TO BE DONE -
Gather the lines below that include the string "tensile", copying each in full.

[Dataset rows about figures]
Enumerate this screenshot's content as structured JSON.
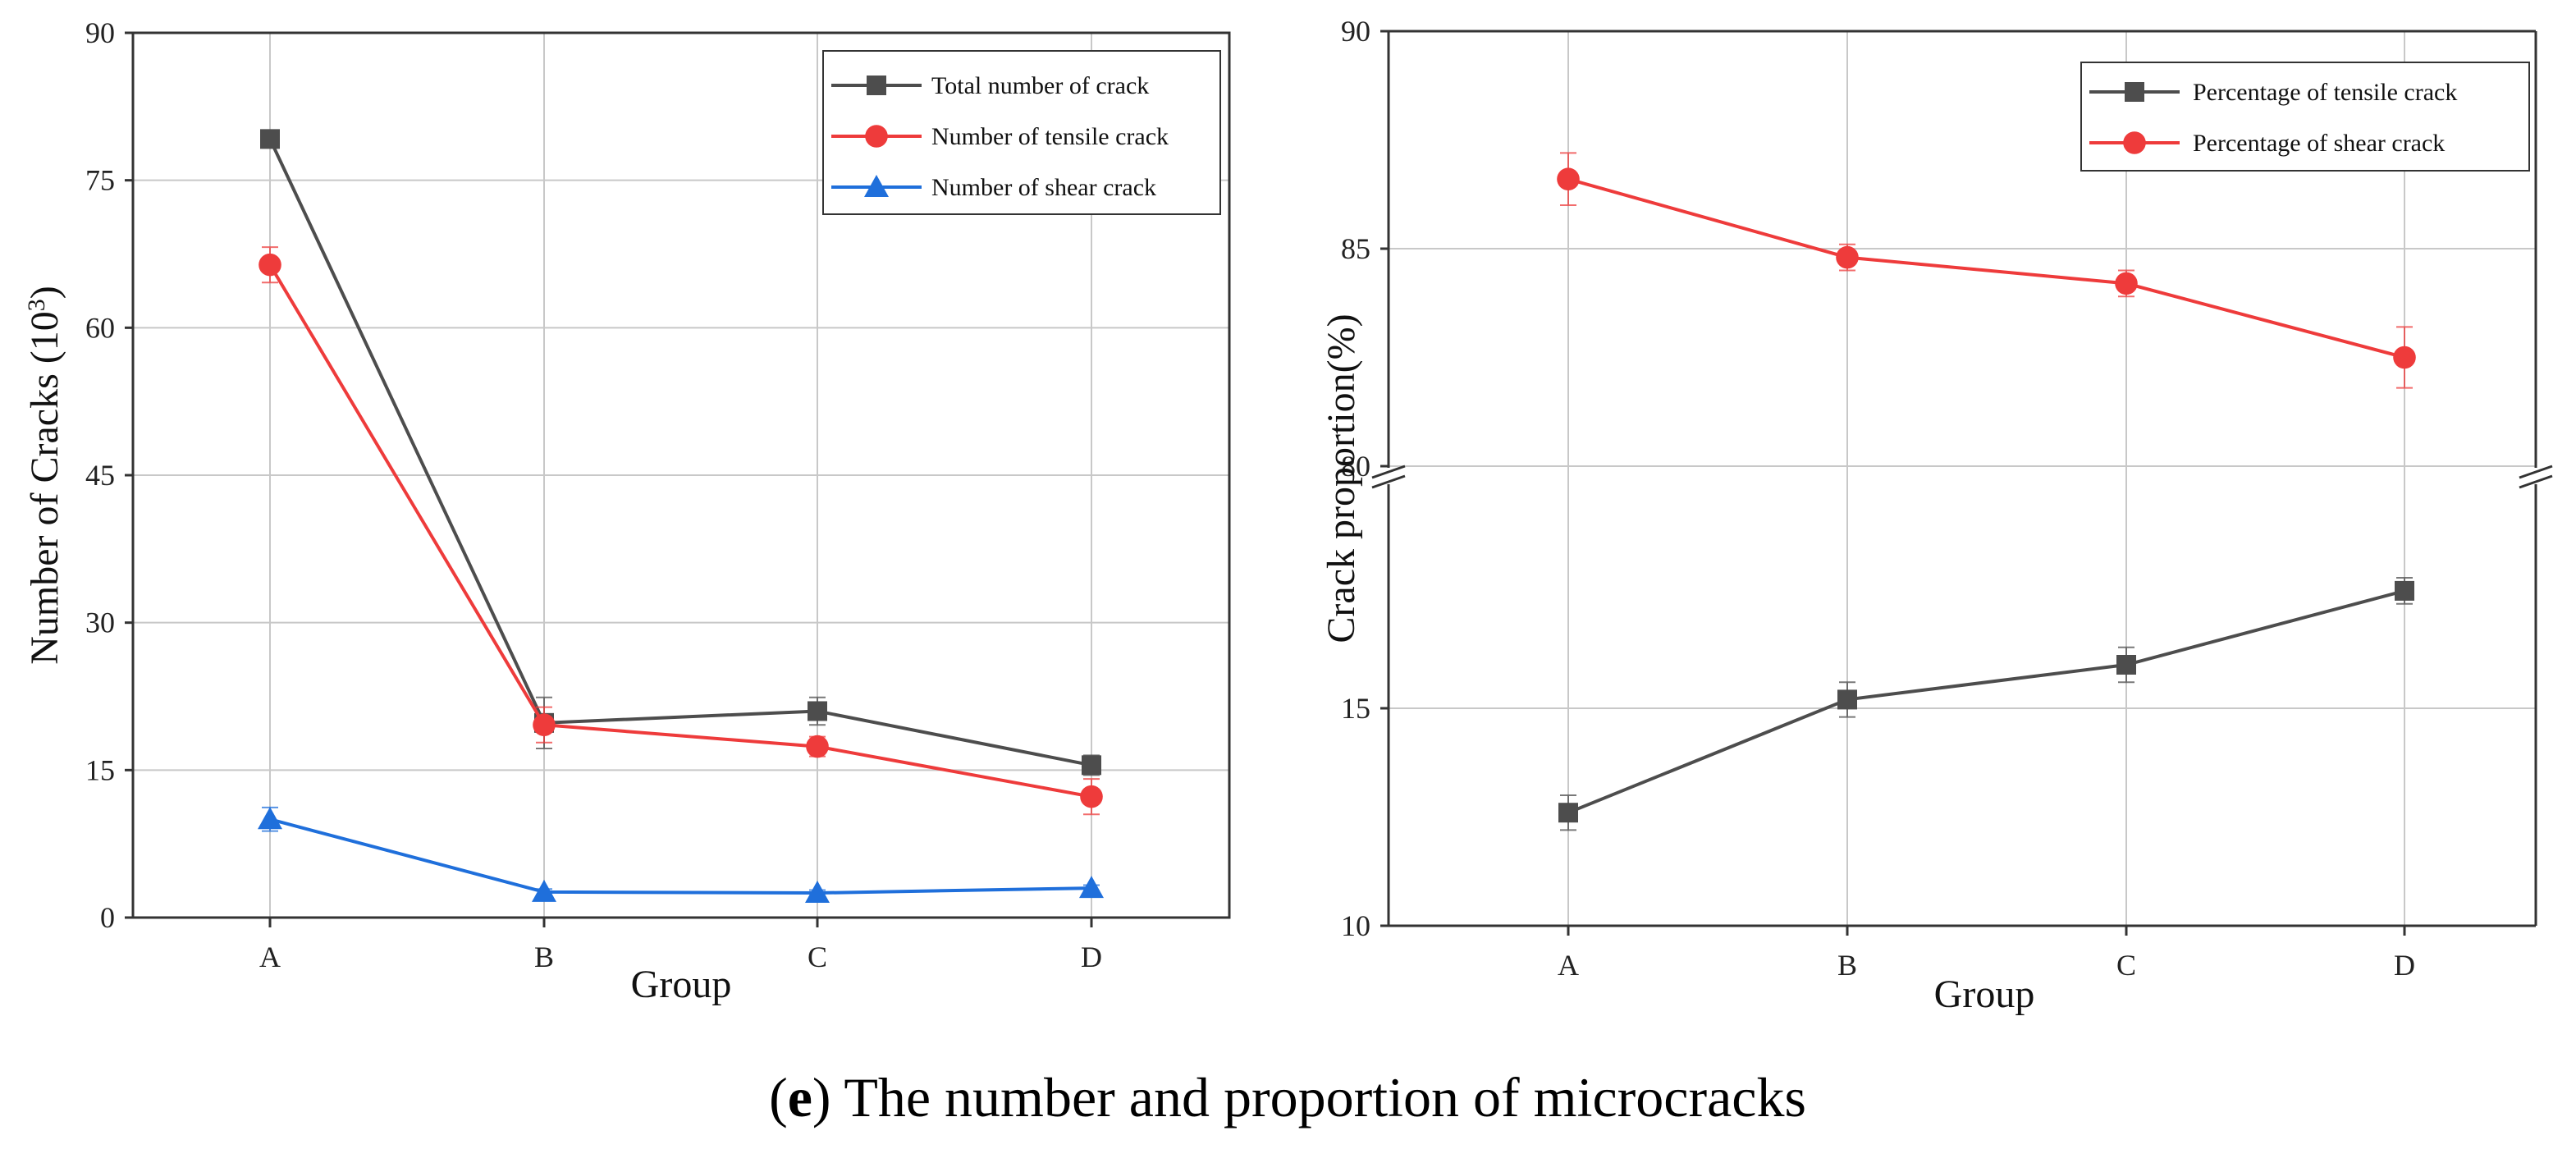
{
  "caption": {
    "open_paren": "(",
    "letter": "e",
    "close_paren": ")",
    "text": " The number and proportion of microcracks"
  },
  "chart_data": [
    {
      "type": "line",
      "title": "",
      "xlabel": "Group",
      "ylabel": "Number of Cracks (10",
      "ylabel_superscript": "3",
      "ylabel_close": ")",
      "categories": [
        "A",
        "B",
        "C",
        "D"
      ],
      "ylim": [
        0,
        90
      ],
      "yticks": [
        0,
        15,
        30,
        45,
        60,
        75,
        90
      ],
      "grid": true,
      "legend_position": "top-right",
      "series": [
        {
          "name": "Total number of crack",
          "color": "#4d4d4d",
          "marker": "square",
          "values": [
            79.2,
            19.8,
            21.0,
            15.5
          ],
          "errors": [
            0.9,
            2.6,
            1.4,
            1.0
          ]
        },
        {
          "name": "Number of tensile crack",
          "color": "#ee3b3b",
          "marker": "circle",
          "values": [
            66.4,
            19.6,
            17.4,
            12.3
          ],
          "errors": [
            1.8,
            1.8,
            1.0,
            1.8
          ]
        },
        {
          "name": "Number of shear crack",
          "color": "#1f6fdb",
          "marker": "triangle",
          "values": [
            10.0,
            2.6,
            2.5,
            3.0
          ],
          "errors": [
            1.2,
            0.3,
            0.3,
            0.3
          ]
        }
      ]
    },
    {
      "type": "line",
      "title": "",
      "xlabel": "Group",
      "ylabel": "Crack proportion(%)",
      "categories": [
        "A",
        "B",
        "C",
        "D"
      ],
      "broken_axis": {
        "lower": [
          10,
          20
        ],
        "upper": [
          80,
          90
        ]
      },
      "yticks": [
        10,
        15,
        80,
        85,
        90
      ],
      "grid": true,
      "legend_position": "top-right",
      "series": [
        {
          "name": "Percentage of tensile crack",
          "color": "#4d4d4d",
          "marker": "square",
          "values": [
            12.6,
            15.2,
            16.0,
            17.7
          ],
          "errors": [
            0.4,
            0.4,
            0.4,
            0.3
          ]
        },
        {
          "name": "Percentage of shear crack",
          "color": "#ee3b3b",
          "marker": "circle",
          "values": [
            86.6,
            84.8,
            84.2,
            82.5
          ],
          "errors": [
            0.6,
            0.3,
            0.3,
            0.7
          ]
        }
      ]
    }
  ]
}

TASK SOLUTION -
          "name": "Number of tensile crack",
          "name": "Percentage of tensile crack",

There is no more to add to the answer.